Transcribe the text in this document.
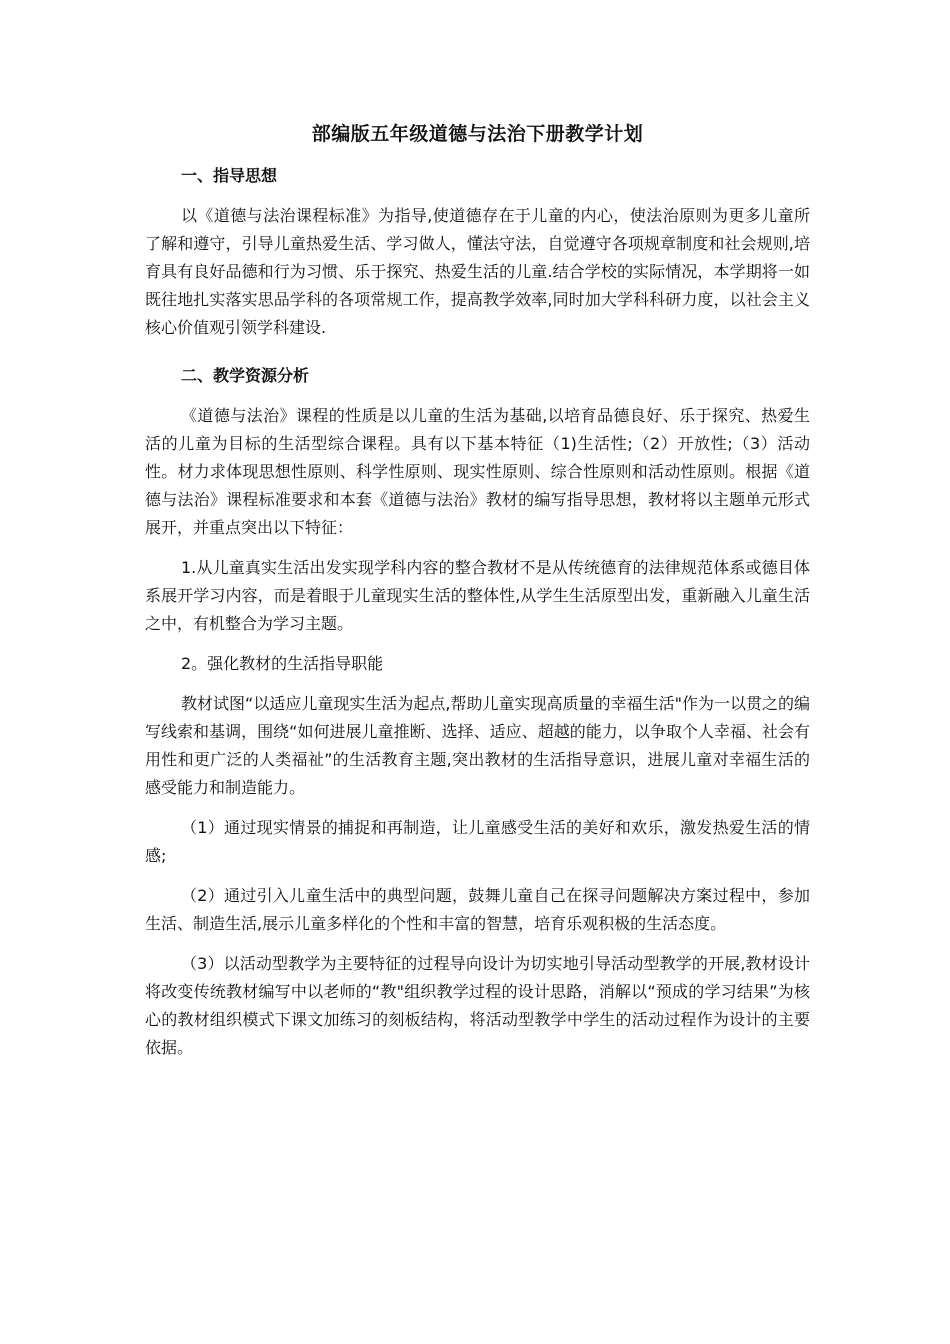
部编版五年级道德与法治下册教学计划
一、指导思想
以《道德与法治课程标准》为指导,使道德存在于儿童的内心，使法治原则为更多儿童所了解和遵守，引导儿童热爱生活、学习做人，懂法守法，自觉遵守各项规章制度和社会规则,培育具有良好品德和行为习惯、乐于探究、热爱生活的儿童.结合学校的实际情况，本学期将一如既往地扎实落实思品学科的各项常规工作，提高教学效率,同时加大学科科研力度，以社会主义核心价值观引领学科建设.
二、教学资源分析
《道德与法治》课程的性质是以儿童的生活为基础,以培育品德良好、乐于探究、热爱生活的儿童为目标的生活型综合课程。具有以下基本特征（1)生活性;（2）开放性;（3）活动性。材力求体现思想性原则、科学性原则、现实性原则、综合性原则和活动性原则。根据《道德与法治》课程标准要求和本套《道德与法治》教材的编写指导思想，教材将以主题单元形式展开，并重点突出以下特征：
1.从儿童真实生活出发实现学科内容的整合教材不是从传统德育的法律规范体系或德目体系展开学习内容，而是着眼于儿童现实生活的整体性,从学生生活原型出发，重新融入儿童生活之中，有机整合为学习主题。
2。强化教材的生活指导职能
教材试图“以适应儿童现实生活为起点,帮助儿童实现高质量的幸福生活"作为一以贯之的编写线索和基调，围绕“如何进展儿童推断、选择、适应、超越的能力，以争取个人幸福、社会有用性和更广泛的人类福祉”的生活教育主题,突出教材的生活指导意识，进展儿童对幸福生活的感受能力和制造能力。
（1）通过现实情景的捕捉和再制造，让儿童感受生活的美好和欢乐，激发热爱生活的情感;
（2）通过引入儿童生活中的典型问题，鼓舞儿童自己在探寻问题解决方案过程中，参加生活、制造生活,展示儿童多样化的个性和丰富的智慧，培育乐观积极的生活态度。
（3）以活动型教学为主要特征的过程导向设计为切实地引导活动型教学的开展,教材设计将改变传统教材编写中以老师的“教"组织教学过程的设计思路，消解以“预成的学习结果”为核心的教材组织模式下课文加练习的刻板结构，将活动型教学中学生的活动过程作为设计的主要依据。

--

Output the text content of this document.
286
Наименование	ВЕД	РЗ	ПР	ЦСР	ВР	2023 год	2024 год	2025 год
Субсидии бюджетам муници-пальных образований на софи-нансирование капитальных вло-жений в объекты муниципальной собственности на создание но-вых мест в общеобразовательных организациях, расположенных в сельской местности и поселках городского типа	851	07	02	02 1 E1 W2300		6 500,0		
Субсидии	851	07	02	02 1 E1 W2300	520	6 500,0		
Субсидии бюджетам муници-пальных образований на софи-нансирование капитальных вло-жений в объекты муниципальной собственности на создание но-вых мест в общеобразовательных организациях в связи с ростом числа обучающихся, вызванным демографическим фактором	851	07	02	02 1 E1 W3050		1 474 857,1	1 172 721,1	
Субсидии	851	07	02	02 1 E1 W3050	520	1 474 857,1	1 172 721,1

GOAL: Gather and copy every line of the data in which the string "пальных" is found.

COMPLETED TASK:
Субсидии бюджетам муници-пальных образований на софи-нансирование капитальных вло-жений в объекты муниципальной собственности на создание но-вых мест в общеобразовательных организациях, расположенных в сельской местности и поселках городского типа	851	07	02	02 1 E1 W2300		6 500,0		
Субсидии бюджетам муници-пальных образований на софи-нансирование капитальных вло-жений в объекты муниципальной собственности на создание но-вых мест в общеобразовательных организациях в связи с ростом числа обучающихся, вызванным демографическим фактором	851	07	02	02 1 E1 W3050		1 474 857,1	1 172 721,1	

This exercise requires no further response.